(Recorded data)
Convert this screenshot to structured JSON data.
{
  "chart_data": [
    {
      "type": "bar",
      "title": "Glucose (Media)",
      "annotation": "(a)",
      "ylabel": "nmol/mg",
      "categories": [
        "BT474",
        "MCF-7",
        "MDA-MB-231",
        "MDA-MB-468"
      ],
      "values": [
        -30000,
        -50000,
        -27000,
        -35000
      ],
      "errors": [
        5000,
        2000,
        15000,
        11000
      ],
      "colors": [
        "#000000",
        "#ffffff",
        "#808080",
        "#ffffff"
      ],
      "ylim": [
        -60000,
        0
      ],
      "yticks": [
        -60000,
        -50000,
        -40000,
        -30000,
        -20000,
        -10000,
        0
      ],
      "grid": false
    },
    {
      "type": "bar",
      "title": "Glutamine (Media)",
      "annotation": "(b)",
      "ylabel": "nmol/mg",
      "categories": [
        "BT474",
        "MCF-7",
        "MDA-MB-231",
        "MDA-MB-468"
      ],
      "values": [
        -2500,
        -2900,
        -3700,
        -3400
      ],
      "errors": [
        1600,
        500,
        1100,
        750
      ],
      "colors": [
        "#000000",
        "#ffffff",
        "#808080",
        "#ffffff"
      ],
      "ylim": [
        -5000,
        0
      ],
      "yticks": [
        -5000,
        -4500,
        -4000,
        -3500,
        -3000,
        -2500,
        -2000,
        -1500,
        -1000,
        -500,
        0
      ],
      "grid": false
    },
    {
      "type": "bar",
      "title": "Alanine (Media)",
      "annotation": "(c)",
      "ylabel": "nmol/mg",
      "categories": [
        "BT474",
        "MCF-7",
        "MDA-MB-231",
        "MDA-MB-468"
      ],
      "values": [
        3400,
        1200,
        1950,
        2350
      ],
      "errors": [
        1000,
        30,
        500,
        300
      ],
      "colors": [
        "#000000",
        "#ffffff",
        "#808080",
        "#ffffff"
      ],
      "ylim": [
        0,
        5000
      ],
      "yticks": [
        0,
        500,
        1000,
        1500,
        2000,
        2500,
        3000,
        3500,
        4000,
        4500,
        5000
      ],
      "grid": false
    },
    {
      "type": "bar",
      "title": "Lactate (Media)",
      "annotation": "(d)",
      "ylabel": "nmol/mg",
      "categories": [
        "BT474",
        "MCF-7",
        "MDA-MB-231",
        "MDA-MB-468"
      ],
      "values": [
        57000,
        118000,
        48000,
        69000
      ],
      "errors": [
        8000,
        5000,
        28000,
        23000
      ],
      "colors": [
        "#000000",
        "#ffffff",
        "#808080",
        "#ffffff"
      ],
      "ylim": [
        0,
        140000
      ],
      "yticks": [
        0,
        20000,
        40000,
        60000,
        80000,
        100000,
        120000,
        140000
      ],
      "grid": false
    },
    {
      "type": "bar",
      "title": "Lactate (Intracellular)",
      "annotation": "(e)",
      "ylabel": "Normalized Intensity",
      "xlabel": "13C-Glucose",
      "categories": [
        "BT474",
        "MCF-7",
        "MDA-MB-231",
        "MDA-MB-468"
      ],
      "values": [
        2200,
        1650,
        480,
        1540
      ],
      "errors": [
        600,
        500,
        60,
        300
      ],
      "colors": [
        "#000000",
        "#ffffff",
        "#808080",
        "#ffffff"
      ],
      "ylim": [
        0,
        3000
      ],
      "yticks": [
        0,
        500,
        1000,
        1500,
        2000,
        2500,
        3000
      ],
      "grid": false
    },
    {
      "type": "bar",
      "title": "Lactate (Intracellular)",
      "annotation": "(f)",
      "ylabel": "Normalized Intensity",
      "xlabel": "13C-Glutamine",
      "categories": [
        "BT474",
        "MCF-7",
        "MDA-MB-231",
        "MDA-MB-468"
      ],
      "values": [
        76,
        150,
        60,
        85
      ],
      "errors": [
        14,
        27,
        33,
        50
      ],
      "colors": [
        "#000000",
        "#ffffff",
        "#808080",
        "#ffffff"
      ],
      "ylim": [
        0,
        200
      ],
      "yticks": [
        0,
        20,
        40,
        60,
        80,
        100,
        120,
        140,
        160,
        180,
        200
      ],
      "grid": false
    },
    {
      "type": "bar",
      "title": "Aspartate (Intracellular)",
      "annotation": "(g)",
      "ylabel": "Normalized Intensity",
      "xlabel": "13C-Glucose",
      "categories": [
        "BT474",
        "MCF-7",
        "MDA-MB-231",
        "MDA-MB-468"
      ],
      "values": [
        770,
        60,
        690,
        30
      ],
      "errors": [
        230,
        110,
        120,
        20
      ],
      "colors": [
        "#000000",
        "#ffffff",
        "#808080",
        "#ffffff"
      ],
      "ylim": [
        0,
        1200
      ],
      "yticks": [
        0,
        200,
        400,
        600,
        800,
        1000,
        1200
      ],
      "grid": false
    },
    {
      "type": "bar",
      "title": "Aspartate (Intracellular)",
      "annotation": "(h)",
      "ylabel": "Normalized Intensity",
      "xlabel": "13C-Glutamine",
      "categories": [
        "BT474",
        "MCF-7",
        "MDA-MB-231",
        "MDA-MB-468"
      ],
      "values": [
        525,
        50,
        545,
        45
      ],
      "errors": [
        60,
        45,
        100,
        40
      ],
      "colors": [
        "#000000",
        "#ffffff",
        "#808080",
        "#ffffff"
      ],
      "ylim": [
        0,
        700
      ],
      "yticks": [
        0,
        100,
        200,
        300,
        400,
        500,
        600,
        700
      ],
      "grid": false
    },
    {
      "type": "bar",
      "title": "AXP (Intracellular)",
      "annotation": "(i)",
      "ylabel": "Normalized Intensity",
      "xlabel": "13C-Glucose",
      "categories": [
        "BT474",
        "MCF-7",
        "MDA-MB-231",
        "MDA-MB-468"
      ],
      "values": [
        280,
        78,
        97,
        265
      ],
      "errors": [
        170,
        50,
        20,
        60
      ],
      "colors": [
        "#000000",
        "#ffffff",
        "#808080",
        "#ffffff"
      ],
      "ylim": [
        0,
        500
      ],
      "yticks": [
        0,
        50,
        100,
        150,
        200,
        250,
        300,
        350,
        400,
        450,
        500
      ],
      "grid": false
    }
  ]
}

=== Task objective ===
Repeat the records exactly, including every line.

=== Written response ===
Convert this screenshot to structured JSON data.
{
  "chart_data": [
    {
      "type": "bar",
      "title": "Glucose (Media)",
      "annotation": "(a)",
      "ylabel": "nmol/mg",
      "categories": [
        "BT474",
        "MCF-7",
        "MDA-MB-231",
        "MDA-MB-468"
      ],
      "values": [
        -30000,
        -50000,
        -27000,
        -35000
      ],
      "errors": [
        5000,
        2000,
        15000,
        11000
      ],
      "colors": [
        "#000000",
        "#ffffff",
        "#808080",
        "#ffffff"
      ],
      "ylim": [
        -60000,
        0
      ],
      "yticks": [
        -60000,
        -50000,
        -40000,
        -30000,
        -20000,
        -10000,
        0
      ],
      "grid": false
    },
    {
      "type": "bar",
      "title": "Glutamine (Media)",
      "annotation": "(b)",
      "ylabel": "nmol/mg",
      "categories": [
        "BT474",
        "MCF-7",
        "MDA-MB-231",
        "MDA-MB-468"
      ],
      "values": [
        -2500,
        -2900,
        -3700,
        -3400
      ],
      "errors": [
        1600,
        500,
        1100,
        750
      ],
      "colors": [
        "#000000",
        "#ffffff",
        "#808080",
        "#ffffff"
      ],
      "ylim": [
        -5000,
        0
      ],
      "yticks": [
        -5000,
        -4500,
        -4000,
        -3500,
        -3000,
        -2500,
        -2000,
        -1500,
        -1000,
        -500,
        0
      ],
      "grid": false
    },
    {
      "type": "bar",
      "title": "Alanine (Media)",
      "annotation": "(c)",
      "ylabel": "nmol/mg",
      "categories": [
        "BT474",
        "MCF-7",
        "MDA-MB-231",
        "MDA-MB-468"
      ],
      "values": [
        3400,
        1200,
        1950,
        2350
      ],
      "errors": [
        1000,
        30,
        500,
        300
      ],
      "colors": [
        "#000000",
        "#ffffff",
        "#808080",
        "#ffffff"
      ],
      "ylim": [
        0,
        5000
      ],
      "yticks": [
        0,
        500,
        1000,
        1500,
        2000,
        2500,
        3000,
        3500,
        4000,
        4500,
        5000
      ],
      "grid": false
    },
    {
      "type": "bar",
      "title": "Lactate (Media)",
      "annotation": "(d)",
      "ylabel": "nmol/mg",
      "categories": [
        "BT474",
        "MCF-7",
        "MDA-MB-231",
        "MDA-MB-468"
      ],
      "values": [
        57000,
        118000,
        48000,
        69000
      ],
      "errors": [
        8000,
        5000,
        28000,
        23000
      ],
      "colors": [
        "#000000",
        "#ffffff",
        "#808080",
        "#ffffff"
      ],
      "ylim": [
        0,
        140000
      ],
      "yticks": [
        0,
        20000,
        40000,
        60000,
        80000,
        100000,
        120000,
        140000
      ],
      "grid": false
    },
    {
      "type": "bar",
      "title": "Lactate (Intracellular)",
      "annotation": "(e)",
      "ylabel": "Normalized Intensity",
      "xlabel": "13C-Glucose",
      "categories": [
        "BT474",
        "MCF-7",
        "MDA-MB-231",
        "MDA-MB-468"
      ],
      "values": [
        2200,
        1650,
        480,
        1540
      ],
      "errors": [
        600,
        500,
        60,
        300
      ],
      "colors": [
        "#000000",
        "#ffffff",
        "#808080",
        "#ffffff"
      ],
      "ylim": [
        0,
        3000
      ],
      "yticks": [
        0,
        500,
        1000,
        1500,
        2000,
        2500,
        3000
      ],
      "grid": false
    },
    {
      "type": "bar",
      "title": "Lactate (Intracellular)",
      "annotation": "(f)",
      "ylabel": "Normalized Intensity",
      "xlabel": "13C-Glutamine",
      "categories": [
        "BT474",
        "MCF-7",
        "MDA-MB-231",
        "MDA-MB-468"
      ],
      "values": [
        76,
        150,
        60,
        85
      ],
      "errors": [
        14,
        27,
        33,
        50
      ],
      "colors": [
        "#000000",
        "#ffffff",
        "#808080",
        "#ffffff"
      ],
      "ylim": [
        0,
        200
      ],
      "yticks": [
        0,
        20,
        40,
        60,
        80,
        100,
        120,
        140,
        160,
        180,
        200
      ],
      "grid": false
    },
    {
      "type": "bar",
      "title": "Aspartate (Intracellular)",
      "annotation": "(g)",
      "ylabel": "Normalized Intensity",
      "xlabel": "13C-Glucose",
      "categories": [
        "BT474",
        "MCF-7",
        "MDA-MB-231",
        "MDA-MB-468"
      ],
      "values": [
        770,
        60,
        690,
        30
      ],
      "errors": [
        230,
        110,
        120,
        20
      ],
      "colors": [
        "#000000",
        "#ffffff",
        "#808080",
        "#ffffff"
      ],
      "ylim": [
        0,
        1200
      ],
      "yticks": [
        0,
        200,
        400,
        600,
        800,
        1000,
        1200
      ],
      "grid": false
    },
    {
      "type": "bar",
      "title": "Aspartate (Intracellular)",
      "annotation": "(h)",
      "ylabel": "Normalized Intensity",
      "xlabel": "13C-Glutamine",
      "categories": [
        "BT474",
        "MCF-7",
        "MDA-MB-231",
        "MDA-MB-468"
      ],
      "values": [
        525,
        50,
        545,
        45
      ],
      "errors": [
        60,
        45,
        100,
        40
      ],
      "colors": [
        "#000000",
        "#ffffff",
        "#808080",
        "#ffffff"
      ],
      "ylim": [
        0,
        700
      ],
      "yticks": [
        0,
        100,
        200,
        300,
        400,
        500,
        600,
        700
      ],
      "grid": false
    },
    {
      "type": "bar",
      "title": "AXP (Intracellular)",
      "annotation": "(i)",
      "ylabel": "Normalized Intensity",
      "xlabel": "13C-Glucose",
      "categories": [
        "BT474",
        "MCF-7",
        "MDA-MB-231",
        "MDA-MB-468"
      ],
      "values": [
        280,
        78,
        97,
        265
      ],
      "errors": [
        170,
        50,
        20,
        60
      ],
      "colors": [
        "#000000",
        "#ffffff",
        "#808080",
        "#ffffff"
      ],
      "ylim": [
        0,
        500
      ],
      "yticks": [
        0,
        50,
        100,
        150,
        200,
        250,
        300,
        350,
        400,
        450,
        500
      ],
      "grid": false
    }
  ]
}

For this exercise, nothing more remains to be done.